▶ **RAW RECORDS**

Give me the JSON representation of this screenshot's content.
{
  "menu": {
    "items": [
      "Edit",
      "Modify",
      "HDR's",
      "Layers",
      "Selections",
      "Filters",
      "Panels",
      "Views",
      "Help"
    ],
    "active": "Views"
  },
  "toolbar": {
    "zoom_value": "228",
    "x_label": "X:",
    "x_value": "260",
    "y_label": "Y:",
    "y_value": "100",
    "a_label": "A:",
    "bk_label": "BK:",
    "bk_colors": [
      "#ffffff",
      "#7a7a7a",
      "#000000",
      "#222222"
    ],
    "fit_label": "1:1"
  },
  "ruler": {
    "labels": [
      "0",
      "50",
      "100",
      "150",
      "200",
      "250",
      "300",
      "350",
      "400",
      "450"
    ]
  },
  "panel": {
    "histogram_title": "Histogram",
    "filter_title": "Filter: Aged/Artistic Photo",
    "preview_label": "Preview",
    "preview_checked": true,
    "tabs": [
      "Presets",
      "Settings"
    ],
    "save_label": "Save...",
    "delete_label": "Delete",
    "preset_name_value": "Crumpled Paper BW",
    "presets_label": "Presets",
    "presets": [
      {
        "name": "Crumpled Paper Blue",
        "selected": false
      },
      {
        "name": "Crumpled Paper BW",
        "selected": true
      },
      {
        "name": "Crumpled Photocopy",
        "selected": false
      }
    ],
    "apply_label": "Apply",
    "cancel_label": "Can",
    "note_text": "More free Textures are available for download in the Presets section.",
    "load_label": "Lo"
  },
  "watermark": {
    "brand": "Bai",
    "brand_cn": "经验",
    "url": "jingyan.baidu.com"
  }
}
---
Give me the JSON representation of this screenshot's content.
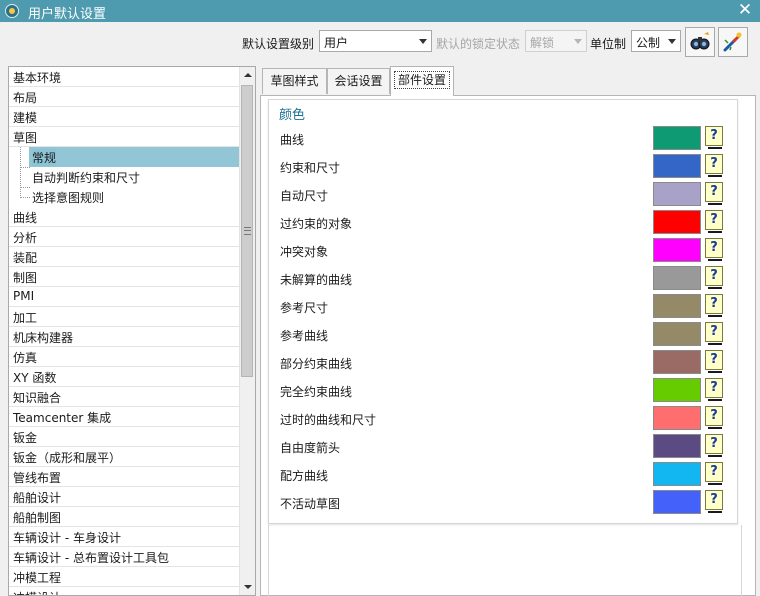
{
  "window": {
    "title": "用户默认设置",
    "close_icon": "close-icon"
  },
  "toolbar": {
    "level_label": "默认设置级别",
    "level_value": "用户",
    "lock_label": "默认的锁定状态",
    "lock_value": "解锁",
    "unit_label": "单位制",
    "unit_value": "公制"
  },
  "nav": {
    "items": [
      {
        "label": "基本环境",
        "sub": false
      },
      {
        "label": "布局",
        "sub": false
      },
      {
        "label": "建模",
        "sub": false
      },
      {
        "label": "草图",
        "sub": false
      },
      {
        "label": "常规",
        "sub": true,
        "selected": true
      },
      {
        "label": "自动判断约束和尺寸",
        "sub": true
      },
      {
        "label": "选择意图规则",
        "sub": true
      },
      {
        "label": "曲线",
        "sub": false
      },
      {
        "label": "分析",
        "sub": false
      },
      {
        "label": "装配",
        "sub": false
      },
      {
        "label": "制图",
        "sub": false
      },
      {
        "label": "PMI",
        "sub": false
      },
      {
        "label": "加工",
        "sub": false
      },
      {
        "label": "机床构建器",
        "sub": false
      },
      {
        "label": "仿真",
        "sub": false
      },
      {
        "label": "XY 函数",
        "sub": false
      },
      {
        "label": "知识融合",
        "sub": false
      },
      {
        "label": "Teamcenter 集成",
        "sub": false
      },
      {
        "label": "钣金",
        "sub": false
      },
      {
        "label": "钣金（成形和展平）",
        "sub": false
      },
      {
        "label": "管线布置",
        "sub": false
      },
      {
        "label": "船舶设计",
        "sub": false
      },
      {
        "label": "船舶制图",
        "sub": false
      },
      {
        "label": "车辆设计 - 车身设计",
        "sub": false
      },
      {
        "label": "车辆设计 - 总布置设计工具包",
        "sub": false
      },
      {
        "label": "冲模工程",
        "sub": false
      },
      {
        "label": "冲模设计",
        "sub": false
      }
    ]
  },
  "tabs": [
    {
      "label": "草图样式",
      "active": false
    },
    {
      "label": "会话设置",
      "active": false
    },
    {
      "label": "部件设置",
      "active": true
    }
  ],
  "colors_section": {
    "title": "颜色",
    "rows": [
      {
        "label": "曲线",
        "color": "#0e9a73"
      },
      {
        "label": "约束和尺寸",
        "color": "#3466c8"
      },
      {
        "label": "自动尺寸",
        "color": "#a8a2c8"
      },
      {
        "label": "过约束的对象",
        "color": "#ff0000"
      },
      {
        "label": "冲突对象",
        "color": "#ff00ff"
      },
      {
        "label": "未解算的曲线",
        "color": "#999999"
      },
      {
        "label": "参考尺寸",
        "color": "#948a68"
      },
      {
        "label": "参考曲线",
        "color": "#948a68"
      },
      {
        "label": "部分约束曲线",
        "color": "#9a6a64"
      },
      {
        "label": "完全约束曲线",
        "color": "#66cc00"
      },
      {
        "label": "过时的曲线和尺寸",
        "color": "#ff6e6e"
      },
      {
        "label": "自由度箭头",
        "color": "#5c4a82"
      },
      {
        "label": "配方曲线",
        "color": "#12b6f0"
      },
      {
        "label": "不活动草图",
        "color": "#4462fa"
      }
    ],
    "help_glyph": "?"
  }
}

▶ **WHAT IS NEEDED**
Copy out each line of the data where the string "Crumpled" appears.

▶ **EXERCISE RESULT**
    "preset_name_value": "Crumpled Paper BW",
        "name": "Crumpled Paper Blue",
        "name": "Crumpled Paper BW",
        "name": "Crumpled Photocopy",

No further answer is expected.